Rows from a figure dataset
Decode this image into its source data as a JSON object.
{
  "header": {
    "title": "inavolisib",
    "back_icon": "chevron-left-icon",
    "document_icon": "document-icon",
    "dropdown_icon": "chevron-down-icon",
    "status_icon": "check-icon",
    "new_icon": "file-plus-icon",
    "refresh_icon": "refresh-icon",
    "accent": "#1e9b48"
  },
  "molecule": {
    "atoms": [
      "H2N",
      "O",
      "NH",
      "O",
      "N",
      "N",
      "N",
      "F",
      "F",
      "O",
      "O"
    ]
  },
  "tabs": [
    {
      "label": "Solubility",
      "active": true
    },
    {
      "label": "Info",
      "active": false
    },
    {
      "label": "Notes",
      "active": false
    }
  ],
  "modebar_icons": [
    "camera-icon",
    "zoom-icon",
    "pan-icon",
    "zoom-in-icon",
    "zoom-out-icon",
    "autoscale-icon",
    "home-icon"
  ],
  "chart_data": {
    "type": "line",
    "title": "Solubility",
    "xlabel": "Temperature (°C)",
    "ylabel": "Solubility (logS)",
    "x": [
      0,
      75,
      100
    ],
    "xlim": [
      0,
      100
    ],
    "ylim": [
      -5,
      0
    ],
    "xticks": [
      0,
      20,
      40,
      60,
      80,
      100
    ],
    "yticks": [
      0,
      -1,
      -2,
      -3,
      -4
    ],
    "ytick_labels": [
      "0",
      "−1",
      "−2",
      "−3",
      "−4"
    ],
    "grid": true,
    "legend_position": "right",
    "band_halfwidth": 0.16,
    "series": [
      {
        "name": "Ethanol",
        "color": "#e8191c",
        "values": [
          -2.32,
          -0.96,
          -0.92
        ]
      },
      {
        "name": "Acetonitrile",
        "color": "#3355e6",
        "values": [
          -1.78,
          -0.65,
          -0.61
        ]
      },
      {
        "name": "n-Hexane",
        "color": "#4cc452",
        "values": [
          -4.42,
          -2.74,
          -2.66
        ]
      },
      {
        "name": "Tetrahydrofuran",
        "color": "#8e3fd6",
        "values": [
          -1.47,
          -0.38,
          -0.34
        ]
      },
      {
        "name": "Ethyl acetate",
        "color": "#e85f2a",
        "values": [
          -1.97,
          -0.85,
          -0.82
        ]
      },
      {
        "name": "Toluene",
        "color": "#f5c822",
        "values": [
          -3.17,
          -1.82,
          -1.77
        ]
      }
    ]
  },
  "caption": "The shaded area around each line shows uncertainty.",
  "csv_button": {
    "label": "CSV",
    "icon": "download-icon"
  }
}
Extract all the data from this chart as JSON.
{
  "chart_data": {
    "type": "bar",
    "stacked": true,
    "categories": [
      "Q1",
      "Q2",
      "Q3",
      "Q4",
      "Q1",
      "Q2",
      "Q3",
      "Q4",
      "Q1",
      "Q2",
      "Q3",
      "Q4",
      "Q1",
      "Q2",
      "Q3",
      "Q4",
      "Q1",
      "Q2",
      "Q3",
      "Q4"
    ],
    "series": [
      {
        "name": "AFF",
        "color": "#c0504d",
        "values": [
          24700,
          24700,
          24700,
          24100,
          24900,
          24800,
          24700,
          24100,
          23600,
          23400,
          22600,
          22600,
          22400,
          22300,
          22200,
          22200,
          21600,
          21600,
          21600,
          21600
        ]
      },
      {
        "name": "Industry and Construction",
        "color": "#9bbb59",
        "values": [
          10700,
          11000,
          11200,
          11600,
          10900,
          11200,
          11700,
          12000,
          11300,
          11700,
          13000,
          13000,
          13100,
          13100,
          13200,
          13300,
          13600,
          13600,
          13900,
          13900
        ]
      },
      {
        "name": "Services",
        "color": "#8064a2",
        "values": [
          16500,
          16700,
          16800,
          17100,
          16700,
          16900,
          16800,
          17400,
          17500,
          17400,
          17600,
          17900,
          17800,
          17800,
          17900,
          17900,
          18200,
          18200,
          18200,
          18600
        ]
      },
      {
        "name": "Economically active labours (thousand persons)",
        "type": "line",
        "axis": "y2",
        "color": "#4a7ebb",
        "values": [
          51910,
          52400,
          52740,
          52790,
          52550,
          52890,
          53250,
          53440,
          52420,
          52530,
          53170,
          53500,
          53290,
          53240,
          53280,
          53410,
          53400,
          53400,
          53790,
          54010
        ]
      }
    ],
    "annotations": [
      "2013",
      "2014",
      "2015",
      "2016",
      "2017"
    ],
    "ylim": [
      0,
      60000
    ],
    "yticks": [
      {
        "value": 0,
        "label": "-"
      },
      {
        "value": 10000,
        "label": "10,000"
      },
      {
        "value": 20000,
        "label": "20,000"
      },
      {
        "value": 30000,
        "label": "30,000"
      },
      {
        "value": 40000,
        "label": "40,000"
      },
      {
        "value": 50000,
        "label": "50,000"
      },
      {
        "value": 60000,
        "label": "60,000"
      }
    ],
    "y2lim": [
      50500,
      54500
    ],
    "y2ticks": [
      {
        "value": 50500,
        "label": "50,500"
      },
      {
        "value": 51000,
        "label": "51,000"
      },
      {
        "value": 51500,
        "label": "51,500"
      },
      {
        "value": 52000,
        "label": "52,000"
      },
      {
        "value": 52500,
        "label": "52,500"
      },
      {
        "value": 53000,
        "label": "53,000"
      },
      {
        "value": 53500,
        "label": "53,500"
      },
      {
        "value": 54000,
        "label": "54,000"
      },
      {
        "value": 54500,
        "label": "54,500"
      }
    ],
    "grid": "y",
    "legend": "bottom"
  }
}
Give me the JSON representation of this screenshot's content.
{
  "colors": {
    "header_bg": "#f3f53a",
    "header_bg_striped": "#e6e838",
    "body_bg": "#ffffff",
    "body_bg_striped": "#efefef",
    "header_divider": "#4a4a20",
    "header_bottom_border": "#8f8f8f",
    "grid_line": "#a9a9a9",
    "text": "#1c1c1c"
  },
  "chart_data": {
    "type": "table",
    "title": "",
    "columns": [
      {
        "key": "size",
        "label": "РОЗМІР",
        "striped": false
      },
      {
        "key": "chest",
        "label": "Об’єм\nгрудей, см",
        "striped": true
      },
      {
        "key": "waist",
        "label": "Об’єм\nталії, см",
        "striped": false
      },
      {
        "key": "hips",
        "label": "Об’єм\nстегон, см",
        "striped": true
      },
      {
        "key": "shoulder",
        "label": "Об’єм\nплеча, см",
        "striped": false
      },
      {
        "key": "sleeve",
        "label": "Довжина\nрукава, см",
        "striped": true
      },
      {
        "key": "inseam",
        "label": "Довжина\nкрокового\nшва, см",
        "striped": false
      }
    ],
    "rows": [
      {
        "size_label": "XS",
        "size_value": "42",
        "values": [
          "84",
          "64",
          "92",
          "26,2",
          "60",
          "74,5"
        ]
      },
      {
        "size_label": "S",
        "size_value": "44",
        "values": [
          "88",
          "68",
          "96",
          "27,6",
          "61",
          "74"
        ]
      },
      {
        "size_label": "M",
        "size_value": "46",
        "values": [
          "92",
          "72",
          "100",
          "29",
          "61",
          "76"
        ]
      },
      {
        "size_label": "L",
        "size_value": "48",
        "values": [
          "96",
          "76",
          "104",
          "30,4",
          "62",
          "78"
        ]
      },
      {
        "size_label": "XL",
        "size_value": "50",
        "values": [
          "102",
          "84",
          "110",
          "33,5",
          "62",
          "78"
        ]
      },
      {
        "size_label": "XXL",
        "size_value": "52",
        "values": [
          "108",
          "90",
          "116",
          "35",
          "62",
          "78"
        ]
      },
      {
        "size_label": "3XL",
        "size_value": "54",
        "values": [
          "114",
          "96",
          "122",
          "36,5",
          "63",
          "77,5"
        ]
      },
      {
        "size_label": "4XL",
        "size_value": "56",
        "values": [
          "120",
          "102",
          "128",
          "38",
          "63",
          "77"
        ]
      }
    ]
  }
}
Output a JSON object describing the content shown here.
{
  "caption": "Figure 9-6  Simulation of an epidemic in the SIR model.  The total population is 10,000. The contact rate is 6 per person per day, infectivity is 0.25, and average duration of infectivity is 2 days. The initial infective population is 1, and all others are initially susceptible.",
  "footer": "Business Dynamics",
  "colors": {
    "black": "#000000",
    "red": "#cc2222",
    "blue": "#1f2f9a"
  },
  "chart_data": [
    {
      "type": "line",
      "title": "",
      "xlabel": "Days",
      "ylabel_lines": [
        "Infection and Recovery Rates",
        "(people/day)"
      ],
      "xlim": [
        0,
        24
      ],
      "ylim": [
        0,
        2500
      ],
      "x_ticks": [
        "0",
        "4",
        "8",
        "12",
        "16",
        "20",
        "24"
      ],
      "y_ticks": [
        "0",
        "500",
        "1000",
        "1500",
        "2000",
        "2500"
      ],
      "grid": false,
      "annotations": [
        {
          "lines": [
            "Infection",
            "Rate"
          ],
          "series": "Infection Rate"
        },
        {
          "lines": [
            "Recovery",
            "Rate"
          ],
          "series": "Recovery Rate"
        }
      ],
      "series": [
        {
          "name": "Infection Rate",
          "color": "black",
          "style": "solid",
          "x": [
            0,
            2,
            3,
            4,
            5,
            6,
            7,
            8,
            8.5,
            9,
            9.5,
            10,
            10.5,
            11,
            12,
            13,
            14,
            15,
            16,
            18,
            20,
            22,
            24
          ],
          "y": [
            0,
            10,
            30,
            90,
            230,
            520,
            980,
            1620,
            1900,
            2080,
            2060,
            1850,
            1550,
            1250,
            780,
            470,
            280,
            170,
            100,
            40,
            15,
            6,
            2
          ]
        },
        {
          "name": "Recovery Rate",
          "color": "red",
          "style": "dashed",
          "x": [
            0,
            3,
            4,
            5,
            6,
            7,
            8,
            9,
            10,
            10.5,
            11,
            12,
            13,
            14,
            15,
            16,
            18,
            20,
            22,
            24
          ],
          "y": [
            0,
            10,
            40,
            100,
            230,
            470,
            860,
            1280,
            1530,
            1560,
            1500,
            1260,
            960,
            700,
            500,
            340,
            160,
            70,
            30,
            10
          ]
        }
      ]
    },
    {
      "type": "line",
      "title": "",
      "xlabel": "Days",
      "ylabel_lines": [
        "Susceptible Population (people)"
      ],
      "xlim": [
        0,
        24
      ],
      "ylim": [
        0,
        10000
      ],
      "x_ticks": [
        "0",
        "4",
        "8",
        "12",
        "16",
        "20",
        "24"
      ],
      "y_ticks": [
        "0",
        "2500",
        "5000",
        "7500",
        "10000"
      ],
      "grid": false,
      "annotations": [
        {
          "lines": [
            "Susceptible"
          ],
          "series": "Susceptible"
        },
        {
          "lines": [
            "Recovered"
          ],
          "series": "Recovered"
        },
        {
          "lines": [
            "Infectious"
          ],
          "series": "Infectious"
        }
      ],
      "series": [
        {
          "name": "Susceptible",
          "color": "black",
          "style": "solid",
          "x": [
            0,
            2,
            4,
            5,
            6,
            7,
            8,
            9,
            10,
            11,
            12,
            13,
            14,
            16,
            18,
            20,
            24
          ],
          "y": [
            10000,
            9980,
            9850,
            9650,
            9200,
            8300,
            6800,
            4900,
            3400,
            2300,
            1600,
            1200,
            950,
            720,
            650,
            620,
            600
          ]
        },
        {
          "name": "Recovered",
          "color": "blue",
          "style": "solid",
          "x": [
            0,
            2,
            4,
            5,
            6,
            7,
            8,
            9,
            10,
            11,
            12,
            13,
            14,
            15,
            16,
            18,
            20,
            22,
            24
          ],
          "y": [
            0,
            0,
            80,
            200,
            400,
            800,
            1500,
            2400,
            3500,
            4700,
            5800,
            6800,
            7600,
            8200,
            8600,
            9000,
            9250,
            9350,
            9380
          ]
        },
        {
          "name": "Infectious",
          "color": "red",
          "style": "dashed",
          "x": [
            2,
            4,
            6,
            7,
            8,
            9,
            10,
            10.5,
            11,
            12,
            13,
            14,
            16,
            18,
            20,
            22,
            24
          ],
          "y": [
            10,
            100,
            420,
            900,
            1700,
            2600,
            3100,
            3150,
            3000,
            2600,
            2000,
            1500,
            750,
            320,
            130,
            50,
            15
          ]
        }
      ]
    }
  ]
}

## Task brief
Of the lines above, copy each that contains "Recovered".

## Solved exercise
            "Recovered"
          "series": "Recovered"
          "name": "Recovered",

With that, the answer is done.